-------- Entries provided --------

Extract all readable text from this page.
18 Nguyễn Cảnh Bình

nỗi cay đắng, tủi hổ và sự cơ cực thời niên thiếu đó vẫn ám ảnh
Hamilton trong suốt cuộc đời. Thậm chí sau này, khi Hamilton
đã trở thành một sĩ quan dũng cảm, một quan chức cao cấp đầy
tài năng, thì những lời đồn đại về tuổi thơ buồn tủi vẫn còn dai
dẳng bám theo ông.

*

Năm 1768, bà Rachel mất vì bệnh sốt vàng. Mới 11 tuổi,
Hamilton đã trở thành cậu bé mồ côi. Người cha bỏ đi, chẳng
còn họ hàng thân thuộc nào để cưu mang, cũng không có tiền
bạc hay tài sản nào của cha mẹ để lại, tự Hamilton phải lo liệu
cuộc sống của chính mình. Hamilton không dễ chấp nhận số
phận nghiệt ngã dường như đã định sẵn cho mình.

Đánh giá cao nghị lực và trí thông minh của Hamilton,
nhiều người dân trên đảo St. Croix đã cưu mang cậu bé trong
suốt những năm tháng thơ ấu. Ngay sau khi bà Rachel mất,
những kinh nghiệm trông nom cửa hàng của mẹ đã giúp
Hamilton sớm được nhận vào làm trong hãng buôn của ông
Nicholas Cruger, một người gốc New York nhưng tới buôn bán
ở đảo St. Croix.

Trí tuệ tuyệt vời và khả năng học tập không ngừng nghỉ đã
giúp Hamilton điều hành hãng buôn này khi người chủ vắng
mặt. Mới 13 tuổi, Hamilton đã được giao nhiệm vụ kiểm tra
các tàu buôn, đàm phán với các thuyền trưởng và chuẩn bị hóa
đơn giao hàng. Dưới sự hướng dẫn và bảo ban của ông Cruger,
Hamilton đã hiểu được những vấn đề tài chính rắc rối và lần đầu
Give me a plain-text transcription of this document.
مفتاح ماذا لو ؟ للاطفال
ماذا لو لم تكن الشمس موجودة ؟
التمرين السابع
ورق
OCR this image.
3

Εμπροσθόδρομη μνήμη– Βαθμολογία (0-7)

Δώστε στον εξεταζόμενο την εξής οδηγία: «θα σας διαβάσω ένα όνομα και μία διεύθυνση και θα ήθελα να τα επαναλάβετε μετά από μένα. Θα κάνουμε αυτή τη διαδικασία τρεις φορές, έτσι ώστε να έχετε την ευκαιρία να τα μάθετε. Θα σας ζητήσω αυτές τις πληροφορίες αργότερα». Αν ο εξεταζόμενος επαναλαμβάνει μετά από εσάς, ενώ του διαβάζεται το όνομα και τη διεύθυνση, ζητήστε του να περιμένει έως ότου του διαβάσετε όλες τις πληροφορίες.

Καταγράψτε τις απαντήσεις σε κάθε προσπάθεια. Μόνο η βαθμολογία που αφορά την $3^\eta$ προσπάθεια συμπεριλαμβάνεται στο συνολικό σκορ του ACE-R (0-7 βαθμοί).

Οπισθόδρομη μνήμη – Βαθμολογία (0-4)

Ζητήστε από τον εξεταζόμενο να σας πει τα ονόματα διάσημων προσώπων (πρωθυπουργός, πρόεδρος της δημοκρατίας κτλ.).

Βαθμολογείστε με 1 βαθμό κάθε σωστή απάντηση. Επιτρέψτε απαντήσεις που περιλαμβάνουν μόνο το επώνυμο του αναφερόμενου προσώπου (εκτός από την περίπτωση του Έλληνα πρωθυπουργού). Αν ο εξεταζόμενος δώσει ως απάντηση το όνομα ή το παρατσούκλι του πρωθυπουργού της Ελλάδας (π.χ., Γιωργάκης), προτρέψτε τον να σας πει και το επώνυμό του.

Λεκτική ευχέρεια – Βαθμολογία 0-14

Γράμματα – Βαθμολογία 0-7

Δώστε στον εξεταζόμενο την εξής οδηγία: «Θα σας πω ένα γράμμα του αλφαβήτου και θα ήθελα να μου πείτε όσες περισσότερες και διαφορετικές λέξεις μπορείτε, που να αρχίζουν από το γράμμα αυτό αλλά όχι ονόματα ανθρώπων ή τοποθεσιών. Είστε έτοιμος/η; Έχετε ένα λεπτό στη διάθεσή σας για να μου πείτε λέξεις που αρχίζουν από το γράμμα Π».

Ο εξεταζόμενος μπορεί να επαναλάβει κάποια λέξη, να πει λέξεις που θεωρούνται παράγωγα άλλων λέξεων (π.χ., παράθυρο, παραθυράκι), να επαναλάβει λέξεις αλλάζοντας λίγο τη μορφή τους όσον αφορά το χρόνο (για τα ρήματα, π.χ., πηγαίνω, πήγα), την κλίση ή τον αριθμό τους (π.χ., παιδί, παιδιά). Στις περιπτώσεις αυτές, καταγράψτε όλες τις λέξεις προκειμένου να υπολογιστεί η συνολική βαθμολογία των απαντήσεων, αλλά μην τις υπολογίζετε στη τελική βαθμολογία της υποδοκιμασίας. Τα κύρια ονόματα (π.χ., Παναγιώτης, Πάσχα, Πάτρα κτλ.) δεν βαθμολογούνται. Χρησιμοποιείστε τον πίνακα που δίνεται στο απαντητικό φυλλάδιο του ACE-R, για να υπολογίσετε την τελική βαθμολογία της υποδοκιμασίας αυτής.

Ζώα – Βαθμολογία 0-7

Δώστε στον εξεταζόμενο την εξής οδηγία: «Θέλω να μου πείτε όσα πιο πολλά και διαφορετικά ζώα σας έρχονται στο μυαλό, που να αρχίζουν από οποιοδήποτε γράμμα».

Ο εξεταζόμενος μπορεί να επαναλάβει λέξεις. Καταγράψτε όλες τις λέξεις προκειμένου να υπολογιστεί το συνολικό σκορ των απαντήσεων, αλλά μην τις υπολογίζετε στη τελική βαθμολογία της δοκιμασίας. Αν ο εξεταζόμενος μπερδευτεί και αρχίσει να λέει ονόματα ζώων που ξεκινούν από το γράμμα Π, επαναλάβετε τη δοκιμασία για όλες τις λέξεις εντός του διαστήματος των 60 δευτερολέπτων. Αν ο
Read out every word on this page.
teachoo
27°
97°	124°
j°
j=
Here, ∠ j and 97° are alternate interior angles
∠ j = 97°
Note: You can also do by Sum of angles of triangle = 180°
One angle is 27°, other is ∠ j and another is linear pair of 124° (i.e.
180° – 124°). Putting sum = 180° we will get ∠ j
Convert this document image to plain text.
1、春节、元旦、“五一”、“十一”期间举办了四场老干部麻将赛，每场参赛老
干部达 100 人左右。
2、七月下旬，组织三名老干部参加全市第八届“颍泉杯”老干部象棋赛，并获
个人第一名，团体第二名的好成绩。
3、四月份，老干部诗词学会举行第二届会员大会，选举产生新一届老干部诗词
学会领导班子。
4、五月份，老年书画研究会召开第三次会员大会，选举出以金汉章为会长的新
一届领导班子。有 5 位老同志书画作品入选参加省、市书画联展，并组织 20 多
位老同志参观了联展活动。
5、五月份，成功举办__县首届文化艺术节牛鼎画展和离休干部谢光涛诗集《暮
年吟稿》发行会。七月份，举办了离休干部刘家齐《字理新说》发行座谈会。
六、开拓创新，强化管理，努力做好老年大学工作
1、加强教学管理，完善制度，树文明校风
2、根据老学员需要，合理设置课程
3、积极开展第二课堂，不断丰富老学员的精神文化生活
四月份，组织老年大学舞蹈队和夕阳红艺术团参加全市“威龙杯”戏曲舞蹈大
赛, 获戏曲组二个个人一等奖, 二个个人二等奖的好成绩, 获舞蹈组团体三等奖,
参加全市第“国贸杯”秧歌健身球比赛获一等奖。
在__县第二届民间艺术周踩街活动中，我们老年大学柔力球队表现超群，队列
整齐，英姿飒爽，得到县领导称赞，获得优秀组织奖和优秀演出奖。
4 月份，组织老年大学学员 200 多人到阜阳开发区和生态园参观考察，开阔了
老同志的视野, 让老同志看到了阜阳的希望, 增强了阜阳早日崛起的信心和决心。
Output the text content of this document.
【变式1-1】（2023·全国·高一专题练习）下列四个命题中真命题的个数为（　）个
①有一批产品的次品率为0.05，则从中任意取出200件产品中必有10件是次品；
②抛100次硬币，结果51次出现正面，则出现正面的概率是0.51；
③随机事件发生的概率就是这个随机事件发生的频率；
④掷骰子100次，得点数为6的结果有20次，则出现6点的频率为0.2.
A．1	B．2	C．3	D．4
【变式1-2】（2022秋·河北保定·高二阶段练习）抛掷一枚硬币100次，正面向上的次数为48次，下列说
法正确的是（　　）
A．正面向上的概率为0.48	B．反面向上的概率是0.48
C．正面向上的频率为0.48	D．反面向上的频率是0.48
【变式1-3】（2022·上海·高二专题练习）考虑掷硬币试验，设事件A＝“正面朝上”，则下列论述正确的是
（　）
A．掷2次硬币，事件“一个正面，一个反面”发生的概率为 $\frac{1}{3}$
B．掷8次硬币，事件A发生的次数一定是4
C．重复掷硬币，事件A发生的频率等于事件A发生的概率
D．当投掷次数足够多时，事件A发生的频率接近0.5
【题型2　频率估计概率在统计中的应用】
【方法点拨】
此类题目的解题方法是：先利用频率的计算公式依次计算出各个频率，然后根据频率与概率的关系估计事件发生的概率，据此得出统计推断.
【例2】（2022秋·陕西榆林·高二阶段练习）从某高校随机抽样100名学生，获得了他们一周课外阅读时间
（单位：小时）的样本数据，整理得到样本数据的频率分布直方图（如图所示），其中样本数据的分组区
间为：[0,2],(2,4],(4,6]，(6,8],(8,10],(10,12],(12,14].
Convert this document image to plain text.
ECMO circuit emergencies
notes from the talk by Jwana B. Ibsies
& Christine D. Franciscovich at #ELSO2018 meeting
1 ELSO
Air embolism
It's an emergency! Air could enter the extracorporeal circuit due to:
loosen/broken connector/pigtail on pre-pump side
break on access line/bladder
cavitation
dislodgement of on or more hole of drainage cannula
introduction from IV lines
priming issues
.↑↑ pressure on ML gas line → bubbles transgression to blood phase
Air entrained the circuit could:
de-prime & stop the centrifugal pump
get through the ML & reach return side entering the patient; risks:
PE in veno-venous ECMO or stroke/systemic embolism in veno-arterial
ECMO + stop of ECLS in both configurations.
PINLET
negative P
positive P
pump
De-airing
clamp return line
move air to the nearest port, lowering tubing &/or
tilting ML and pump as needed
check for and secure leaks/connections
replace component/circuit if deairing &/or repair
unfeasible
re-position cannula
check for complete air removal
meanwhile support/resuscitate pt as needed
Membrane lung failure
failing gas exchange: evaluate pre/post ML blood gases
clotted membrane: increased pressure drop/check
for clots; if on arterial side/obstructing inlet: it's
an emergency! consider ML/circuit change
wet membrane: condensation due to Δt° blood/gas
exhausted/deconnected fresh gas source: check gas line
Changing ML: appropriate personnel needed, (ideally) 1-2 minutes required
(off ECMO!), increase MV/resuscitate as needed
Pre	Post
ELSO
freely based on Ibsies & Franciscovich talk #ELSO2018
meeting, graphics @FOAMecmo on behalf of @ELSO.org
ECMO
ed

--------

Identify and extract each line of the listing that contains "ονόματα".

### Response
Ζητήστε από τον εξεταζόμενο να σας πει τα ονόματα διάσημων προσώπων (πρωθυπουργός, πρόεδρος της δημοκρατίας κτλ.).
Δώστε στον εξεταζόμενο την εξής οδηγία: «Θα σας πω ένα γράμμα του αλφαβήτου και θα ήθελα να μου πείτε όσες περισσότερες και διαφορετικές λέξεις μπορείτε, που να αρχίζουν από το γράμμα αυτό αλλά όχι ονόματα ανθρώπων ή τοποθεσιών. Είστε έτοιμος/η; Έχετε ένα λεπτό στη διάθεσή σας για να μου πείτε λέξεις που αρχίζουν από το γράμμα Π».
Ο εξεταζόμενος μπορεί να επαναλάβει κάποια λέξη, να πει λέξεις που θεωρούνται παράγωγα άλλων λέξεων (π.χ., παράθυρο, παραθυράκι), να επαναλάβει λέξεις αλλάζοντας λίγο τη μορφή τους όσον αφορά το χρόνο (για τα ρήματα, π.χ., πηγαίνω, πήγα), την κλίση ή τον αριθμό τους (π.χ., παιδί, παιδιά). Στις περιπτώσεις αυτές, καταγράψτε όλες τις λέξεις προκειμένου να υπολογιστεί η συνολική βαθμολογία των απαντήσεων, αλλά μην τις υπολογίζετε στη τελική βαθμολογία της υποδοκιμασίας. Τα κύρια ονόματα (π.χ., Παναγιώτης, Πάσχα, Πάτρα κτλ.) δεν βαθμολογούνται. Χρησιμοποιείστε τον πίνακα που δίνεται στο απαντητικό φυλλάδιο του ACE-R, για να υπολογίσετε την τελική βαθμολογία της υποδοκιμασίας αυτής.
Ο εξεταζόμενος μπορεί να επαναλάβει λέξεις. Καταγράψτε όλες τις λέξεις προκειμένου να υπολογιστεί το συνολικό σκορ των απαντήσεων, αλλά μην τις υπολογίζετε στη τελική βαθμολογία της δοκιμασίας. Αν ο εξεταζόμενος μπερδευτεί και αρχίσει να λέει ονόματα ζώων που ξεκινούν από το γράμμα Π, επαναλάβετε τη δοκιμασία για όλες τις λέξεις εντός του διαστήματος των 60 δευτερολέπτων. Αν ο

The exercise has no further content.